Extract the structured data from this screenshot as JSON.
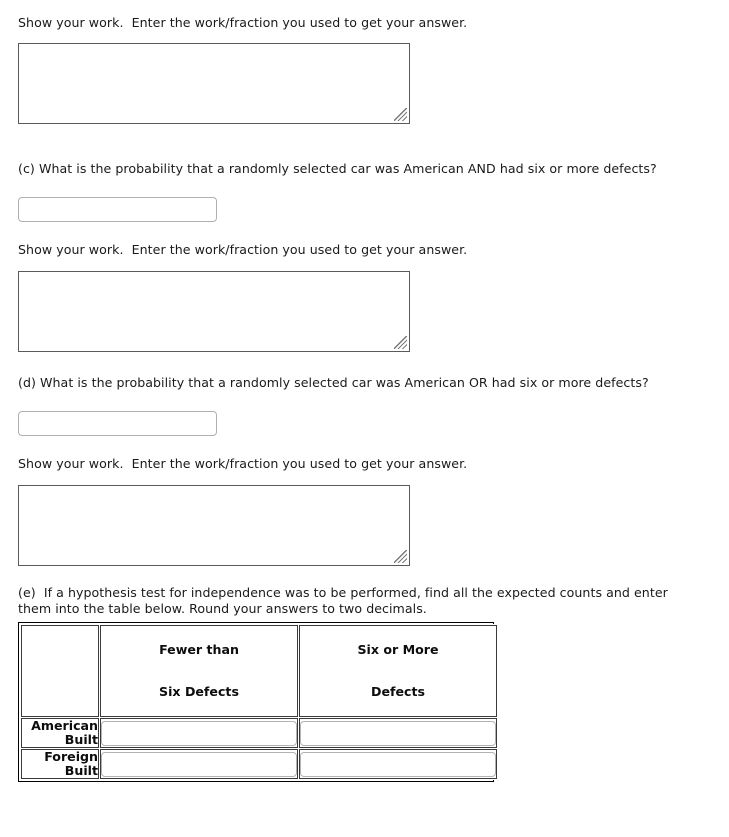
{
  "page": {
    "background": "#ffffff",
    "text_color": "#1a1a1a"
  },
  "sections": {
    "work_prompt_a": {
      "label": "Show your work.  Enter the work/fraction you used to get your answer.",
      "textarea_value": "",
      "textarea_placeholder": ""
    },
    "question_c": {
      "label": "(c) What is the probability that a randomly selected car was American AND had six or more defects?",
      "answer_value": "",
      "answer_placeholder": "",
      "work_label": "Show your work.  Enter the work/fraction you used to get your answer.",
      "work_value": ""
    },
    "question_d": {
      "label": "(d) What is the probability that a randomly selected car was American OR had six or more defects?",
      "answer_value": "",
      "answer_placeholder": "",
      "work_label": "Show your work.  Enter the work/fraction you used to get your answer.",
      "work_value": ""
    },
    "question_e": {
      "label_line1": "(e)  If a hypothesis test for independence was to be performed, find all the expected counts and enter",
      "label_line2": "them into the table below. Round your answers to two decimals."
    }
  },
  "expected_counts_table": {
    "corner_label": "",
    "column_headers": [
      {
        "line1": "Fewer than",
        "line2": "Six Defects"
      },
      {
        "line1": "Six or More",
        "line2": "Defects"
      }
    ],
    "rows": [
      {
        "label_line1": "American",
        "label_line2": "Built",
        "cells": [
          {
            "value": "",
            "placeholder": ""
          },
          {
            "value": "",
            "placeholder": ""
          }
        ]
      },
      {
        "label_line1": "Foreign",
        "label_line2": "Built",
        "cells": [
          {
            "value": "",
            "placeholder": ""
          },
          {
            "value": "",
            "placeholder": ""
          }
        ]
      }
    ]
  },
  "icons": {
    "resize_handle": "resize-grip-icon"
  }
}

§ **Task requirements**
Each entry must be retyped word for word, with every image omitted.

§ **Output**
Extract the structured data from this screenshot as JSON.
{
  "page": {
    "background": "#ffffff",
    "text_color": "#1a1a1a"
  },
  "sections": {
    "work_prompt_a": {
      "label": "Show your work.  Enter the work/fraction you used to get your answer.",
      "textarea_value": "",
      "textarea_placeholder": ""
    },
    "question_c": {
      "label": "(c) What is the probability that a randomly selected car was American AND had six or more defects?",
      "answer_value": "",
      "answer_placeholder": "",
      "work_label": "Show your work.  Enter the work/fraction you used to get your answer.",
      "work_value": ""
    },
    "question_d": {
      "label": "(d) What is the probability that a randomly selected car was American OR had six or more defects?",
      "answer_value": "",
      "answer_placeholder": "",
      "work_label": "Show your work.  Enter the work/fraction you used to get your answer.",
      "work_value": ""
    },
    "question_e": {
      "label_line1": "(e)  If a hypothesis test for independence was to be performed, find all the expected counts and enter",
      "label_line2": "them into the table below. Round your answers to two decimals."
    }
  },
  "expected_counts_table": {
    "corner_label": "",
    "column_headers": [
      {
        "line1": "Fewer than",
        "line2": "Six Defects"
      },
      {
        "line1": "Six or More",
        "line2": "Defects"
      }
    ],
    "rows": [
      {
        "label_line1": "American",
        "label_line2": "Built",
        "cells": [
          {
            "value": "",
            "placeholder": ""
          },
          {
            "value": "",
            "placeholder": ""
          }
        ]
      },
      {
        "label_line1": "Foreign",
        "label_line2": "Built",
        "cells": [
          {
            "value": "",
            "placeholder": ""
          },
          {
            "value": "",
            "placeholder": ""
          }
        ]
      }
    ]
  },
  "icons": {
    "resize_handle": "resize-grip-icon"
  }
}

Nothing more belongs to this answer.